(Dataset items)
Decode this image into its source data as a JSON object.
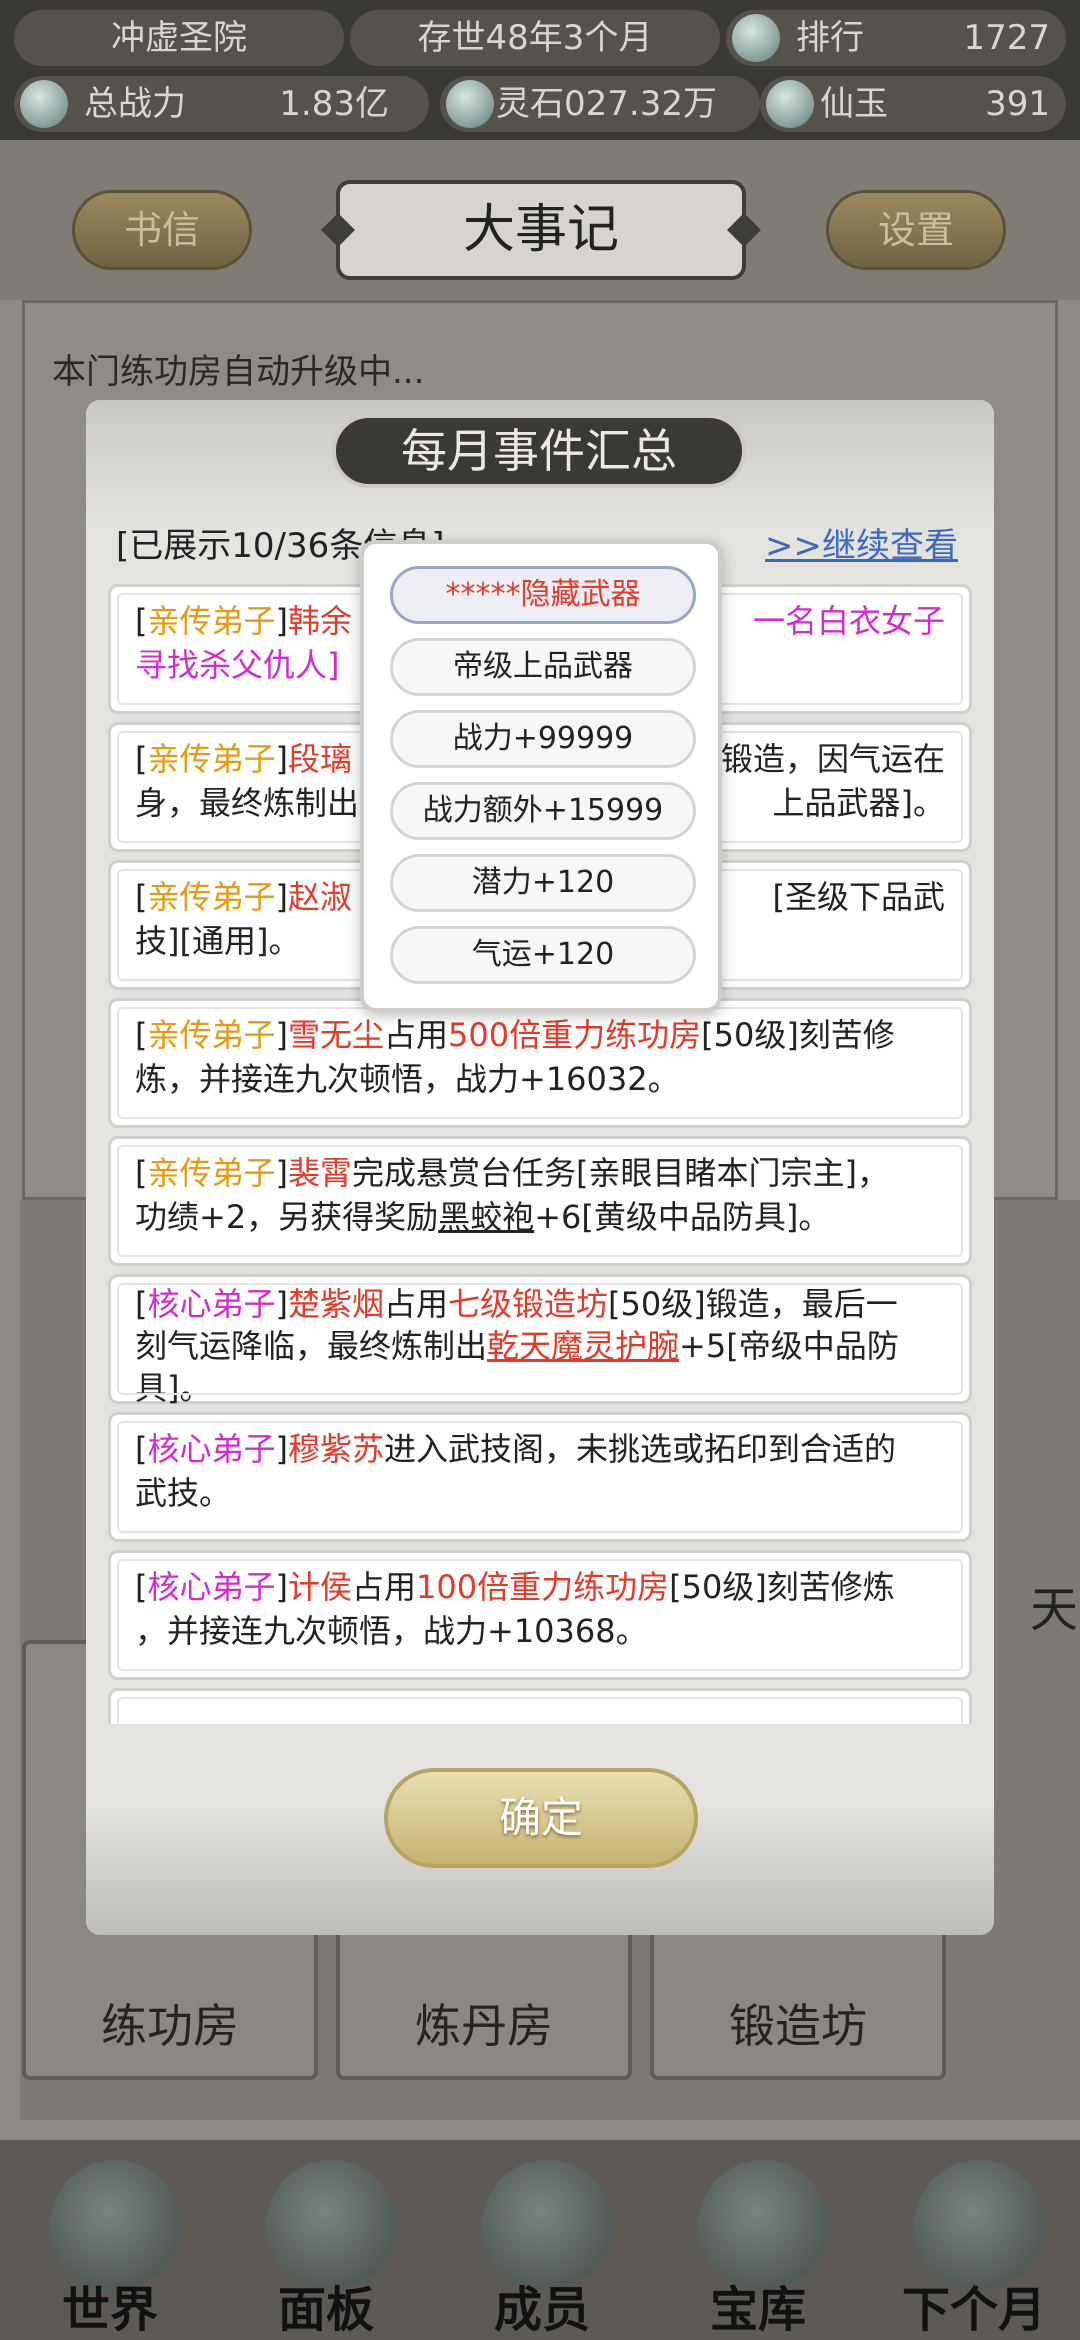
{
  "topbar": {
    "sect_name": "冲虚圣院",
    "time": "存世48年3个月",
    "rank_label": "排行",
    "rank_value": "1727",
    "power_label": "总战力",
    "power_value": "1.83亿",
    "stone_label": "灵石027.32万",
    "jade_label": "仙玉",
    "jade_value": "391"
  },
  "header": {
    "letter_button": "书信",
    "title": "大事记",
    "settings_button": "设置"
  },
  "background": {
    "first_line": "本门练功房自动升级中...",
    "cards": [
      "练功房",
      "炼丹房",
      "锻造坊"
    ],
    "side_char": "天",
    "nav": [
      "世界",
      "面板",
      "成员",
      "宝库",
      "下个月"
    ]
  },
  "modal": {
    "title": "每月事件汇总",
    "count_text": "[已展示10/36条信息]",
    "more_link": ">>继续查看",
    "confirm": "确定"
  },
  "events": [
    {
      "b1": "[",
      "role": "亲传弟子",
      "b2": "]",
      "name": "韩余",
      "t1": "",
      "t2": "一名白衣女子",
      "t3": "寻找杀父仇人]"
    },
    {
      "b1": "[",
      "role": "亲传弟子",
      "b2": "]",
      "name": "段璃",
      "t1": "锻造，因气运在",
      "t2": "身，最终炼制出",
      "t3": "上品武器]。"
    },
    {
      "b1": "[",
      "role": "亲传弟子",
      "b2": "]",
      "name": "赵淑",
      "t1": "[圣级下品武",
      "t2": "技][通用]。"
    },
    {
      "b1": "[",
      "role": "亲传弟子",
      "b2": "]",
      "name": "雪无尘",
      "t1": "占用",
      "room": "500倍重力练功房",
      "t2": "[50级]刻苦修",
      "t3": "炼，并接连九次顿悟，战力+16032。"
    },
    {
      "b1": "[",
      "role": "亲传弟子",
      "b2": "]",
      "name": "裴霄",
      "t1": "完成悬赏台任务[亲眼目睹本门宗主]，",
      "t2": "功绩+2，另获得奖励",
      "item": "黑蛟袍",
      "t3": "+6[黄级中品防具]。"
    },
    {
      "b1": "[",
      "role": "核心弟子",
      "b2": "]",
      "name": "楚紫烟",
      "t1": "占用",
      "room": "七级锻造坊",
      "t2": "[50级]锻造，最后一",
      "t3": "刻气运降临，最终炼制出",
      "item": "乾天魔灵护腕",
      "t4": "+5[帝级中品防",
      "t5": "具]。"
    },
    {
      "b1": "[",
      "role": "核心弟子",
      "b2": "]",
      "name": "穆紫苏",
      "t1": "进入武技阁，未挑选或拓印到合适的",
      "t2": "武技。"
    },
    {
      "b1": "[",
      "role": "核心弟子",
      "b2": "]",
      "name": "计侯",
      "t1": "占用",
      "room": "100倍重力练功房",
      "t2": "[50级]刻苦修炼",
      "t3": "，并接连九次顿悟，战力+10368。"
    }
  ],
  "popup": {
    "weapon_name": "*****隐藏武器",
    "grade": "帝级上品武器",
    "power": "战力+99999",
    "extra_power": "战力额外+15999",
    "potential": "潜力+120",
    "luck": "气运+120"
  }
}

▶ **What you will do**
Return the material exactly as given, apart from the pictures.

▶ **Answer to the task**
Decode this image into its source data as a JSON object.
{
  "topbar": {
    "sect_name": "冲虚圣院",
    "time": "存世48年3个月",
    "rank_label": "排行",
    "rank_value": "1727",
    "power_label": "总战力",
    "power_value": "1.83亿",
    "stone_label": "灵石027.32万",
    "jade_label": "仙玉",
    "jade_value": "391"
  },
  "header": {
    "letter_button": "书信",
    "title": "大事记",
    "settings_button": "设置"
  },
  "background": {
    "first_line": "本门练功房自动升级中...",
    "cards": [
      "练功房",
      "炼丹房",
      "锻造坊"
    ],
    "side_char": "天",
    "nav": [
      "世界",
      "面板",
      "成员",
      "宝库",
      "下个月"
    ]
  },
  "modal": {
    "title": "每月事件汇总",
    "count_text": "[已展示10/36条信息]",
    "more_link": ">>继续查看",
    "confirm": "确定"
  },
  "events": [
    {
      "b1": "[",
      "role": "亲传弟子",
      "b2": "]",
      "name": "韩余",
      "t1": "",
      "t2": "一名白衣女子",
      "t3": "寻找杀父仇人]"
    },
    {
      "b1": "[",
      "role": "亲传弟子",
      "b2": "]",
      "name": "段璃",
      "t1": "锻造，因气运在",
      "t2": "身，最终炼制出",
      "t3": "上品武器]。"
    },
    {
      "b1": "[",
      "role": "亲传弟子",
      "b2": "]",
      "name": "赵淑",
      "t1": "[圣级下品武",
      "t2": "技][通用]。"
    },
    {
      "b1": "[",
      "role": "亲传弟子",
      "b2": "]",
      "name": "雪无尘",
      "t1": "占用",
      "room": "500倍重力练功房",
      "t2": "[50级]刻苦修",
      "t3": "炼，并接连九次顿悟，战力+16032。"
    },
    {
      "b1": "[",
      "role": "亲传弟子",
      "b2": "]",
      "name": "裴霄",
      "t1": "完成悬赏台任务[亲眼目睹本门宗主]，",
      "t2": "功绩+2，另获得奖励",
      "item": "黑蛟袍",
      "t3": "+6[黄级中品防具]。"
    },
    {
      "b1": "[",
      "role": "核心弟子",
      "b2": "]",
      "name": "楚紫烟",
      "t1": "占用",
      "room": "七级锻造坊",
      "t2": "[50级]锻造，最后一",
      "t3": "刻气运降临，最终炼制出",
      "item": "乾天魔灵护腕",
      "t4": "+5[帝级中品防",
      "t5": "具]。"
    },
    {
      "b1": "[",
      "role": "核心弟子",
      "b2": "]",
      "name": "穆紫苏",
      "t1": "进入武技阁，未挑选或拓印到合适的",
      "t2": "武技。"
    },
    {
      "b1": "[",
      "role": "核心弟子",
      "b2": "]",
      "name": "计侯",
      "t1": "占用",
      "room": "100倍重力练功房",
      "t2": "[50级]刻苦修炼",
      "t3": "，并接连九次顿悟，战力+10368。"
    }
  ],
  "popup": {
    "weapon_name": "*****隐藏武器",
    "grade": "帝级上品武器",
    "power": "战力+99999",
    "extra_power": "战力额外+15999",
    "potential": "潜力+120",
    "luck": "气运+120"
  }
}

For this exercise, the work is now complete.